*** Opening GIVEN DATA ***
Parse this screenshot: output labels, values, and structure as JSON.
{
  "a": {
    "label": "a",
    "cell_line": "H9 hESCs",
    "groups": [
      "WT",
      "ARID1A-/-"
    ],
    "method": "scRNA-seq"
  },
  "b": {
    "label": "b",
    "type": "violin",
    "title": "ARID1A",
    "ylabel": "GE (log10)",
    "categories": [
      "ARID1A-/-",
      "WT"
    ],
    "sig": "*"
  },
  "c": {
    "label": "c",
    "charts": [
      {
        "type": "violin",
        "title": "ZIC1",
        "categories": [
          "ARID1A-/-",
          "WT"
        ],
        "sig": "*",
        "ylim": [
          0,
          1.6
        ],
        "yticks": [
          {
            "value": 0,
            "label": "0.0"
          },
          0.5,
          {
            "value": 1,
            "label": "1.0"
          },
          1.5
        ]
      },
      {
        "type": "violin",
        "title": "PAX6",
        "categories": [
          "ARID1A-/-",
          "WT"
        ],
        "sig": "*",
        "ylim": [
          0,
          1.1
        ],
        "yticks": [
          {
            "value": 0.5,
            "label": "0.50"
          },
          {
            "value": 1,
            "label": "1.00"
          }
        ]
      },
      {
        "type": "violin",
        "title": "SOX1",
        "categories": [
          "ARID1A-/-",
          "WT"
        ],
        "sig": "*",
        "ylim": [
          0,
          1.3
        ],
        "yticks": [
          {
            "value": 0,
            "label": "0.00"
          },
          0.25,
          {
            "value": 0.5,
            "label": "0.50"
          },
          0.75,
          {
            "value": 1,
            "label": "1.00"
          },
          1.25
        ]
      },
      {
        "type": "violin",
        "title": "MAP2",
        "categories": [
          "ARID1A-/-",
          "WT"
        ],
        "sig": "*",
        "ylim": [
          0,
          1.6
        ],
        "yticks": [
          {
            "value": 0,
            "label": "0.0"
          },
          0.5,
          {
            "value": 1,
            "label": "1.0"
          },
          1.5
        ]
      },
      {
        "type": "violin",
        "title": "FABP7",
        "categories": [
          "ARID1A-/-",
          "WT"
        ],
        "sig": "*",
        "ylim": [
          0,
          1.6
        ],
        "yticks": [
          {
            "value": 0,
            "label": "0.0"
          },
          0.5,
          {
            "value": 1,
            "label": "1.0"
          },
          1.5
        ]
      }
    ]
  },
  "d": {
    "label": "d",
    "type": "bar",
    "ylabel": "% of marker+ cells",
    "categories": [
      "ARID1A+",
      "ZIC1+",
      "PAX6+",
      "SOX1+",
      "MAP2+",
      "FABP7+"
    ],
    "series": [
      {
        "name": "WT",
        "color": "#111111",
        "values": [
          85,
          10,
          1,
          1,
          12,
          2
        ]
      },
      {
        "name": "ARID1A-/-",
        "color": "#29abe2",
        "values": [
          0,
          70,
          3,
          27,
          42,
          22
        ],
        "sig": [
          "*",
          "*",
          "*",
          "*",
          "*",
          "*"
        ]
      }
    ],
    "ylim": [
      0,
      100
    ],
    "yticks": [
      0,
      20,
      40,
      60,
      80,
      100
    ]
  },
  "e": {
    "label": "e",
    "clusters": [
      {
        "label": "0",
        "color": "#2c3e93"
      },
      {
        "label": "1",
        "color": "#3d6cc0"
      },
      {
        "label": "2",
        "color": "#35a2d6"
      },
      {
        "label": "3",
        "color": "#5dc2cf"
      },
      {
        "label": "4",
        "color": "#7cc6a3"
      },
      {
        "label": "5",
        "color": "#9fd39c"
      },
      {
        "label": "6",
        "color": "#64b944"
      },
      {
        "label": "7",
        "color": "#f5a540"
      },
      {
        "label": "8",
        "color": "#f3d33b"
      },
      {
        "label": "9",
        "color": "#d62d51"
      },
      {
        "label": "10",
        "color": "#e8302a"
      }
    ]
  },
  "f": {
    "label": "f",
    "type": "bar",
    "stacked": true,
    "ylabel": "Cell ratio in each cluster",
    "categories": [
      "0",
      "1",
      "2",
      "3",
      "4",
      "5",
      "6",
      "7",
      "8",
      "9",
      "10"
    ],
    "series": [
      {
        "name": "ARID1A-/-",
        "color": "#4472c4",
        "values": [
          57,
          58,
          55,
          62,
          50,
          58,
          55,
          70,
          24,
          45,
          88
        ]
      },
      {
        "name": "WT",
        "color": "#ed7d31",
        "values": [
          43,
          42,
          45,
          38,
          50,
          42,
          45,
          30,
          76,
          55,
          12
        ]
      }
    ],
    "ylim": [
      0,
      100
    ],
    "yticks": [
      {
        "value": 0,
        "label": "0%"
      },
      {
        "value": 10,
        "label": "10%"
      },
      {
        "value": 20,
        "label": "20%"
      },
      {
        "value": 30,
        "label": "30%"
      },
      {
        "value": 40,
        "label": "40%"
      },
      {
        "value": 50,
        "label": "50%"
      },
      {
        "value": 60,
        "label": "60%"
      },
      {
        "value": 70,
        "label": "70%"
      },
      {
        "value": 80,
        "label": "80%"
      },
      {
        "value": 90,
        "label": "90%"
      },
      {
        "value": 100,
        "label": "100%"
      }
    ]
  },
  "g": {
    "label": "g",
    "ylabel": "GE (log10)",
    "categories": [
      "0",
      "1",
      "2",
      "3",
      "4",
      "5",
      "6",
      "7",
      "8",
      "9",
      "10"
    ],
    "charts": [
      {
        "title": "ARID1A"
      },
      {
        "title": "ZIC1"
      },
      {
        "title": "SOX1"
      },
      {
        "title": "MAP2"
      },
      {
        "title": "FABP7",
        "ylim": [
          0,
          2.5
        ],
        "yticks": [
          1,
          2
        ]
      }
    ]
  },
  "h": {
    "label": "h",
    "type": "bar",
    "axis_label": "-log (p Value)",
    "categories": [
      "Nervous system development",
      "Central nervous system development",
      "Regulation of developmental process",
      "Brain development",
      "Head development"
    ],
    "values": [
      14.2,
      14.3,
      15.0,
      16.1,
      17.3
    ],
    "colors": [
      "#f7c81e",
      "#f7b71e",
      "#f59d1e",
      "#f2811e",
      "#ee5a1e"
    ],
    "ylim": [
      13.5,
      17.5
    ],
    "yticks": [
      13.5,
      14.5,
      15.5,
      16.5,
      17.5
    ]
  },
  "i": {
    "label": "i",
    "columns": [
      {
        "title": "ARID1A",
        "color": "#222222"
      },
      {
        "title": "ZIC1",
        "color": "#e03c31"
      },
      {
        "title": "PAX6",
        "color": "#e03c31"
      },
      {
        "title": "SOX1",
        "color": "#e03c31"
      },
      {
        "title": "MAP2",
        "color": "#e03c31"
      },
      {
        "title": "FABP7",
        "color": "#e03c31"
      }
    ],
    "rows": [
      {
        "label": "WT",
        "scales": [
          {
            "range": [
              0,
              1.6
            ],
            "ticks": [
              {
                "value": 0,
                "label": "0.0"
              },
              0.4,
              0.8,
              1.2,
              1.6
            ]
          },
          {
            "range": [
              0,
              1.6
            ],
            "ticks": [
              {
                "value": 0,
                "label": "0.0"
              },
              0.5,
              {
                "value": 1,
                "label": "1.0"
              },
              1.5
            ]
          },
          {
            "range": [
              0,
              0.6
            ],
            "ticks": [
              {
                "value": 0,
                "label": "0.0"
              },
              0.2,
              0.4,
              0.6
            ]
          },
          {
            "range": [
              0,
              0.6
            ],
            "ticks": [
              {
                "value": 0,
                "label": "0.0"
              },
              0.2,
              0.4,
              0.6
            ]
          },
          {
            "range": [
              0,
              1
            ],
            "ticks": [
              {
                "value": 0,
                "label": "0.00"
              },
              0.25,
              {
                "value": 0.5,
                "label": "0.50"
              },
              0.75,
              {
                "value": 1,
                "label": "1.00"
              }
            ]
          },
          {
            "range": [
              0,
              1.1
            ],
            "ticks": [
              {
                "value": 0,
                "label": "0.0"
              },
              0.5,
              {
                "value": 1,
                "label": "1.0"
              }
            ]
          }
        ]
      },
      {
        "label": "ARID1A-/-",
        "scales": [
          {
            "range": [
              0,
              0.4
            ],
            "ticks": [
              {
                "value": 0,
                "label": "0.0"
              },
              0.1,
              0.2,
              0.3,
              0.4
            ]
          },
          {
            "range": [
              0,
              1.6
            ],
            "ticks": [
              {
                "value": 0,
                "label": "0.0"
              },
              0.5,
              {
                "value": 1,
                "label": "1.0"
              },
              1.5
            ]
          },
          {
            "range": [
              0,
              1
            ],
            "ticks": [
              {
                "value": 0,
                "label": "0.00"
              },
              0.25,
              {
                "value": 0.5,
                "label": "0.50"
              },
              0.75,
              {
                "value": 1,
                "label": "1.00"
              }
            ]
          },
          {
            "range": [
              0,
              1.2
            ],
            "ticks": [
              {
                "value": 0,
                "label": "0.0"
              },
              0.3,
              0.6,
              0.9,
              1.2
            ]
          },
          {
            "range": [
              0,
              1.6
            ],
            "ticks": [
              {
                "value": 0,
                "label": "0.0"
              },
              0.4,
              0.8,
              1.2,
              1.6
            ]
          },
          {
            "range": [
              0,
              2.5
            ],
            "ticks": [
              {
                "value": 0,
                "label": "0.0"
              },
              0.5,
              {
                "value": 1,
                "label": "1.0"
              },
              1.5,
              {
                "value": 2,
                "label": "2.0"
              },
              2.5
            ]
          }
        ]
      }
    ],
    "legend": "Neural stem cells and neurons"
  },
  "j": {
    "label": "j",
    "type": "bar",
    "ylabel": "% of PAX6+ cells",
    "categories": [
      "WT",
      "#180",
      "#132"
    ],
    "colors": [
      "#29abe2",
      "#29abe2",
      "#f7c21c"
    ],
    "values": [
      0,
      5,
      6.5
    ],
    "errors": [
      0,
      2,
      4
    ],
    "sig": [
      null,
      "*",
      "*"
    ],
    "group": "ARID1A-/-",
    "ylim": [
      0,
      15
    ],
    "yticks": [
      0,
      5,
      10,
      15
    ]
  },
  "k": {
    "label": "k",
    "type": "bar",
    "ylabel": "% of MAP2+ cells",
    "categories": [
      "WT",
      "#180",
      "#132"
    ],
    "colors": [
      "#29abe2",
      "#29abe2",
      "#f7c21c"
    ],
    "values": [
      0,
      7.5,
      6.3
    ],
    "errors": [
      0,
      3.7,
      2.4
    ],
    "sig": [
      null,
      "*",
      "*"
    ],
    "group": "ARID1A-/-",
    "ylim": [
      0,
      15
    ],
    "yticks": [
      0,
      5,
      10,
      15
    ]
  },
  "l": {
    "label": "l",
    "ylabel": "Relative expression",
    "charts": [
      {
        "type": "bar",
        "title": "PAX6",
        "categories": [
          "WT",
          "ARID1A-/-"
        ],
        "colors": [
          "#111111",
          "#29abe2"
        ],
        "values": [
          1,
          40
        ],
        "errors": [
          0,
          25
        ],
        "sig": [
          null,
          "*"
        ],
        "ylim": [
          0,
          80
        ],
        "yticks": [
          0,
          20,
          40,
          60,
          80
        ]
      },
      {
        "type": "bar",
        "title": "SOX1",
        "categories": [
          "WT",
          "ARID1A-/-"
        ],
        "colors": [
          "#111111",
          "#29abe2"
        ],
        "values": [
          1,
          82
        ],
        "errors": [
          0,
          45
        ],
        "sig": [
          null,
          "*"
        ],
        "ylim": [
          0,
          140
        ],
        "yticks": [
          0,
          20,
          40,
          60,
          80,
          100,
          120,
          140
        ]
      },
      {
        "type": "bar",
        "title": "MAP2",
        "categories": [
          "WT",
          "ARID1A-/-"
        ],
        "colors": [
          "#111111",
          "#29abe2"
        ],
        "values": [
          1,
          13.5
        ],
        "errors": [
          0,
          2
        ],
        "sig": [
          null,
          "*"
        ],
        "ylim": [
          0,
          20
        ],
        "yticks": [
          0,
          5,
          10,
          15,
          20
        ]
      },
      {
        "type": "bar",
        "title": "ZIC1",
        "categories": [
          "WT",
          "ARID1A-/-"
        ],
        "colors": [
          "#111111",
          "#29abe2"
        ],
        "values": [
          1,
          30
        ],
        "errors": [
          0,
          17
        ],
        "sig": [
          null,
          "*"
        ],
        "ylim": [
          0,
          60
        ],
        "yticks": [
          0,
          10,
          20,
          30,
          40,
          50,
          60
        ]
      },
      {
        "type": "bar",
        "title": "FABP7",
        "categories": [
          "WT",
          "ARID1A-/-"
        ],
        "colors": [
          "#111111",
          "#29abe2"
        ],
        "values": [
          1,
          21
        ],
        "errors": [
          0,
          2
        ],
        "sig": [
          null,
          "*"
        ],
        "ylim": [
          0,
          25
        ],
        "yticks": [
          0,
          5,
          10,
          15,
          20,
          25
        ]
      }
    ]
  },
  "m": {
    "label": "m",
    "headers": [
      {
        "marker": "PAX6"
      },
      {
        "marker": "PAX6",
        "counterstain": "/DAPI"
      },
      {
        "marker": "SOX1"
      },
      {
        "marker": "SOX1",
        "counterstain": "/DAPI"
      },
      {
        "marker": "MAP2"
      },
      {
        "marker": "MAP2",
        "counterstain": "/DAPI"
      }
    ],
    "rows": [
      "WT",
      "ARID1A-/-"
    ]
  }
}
*** Closing GIVEN DATA ***
* WHAT YOU WILL DO: Within the material above, tally each line that contains "marker" and respond with the tally only.

* TASK RESULT: 7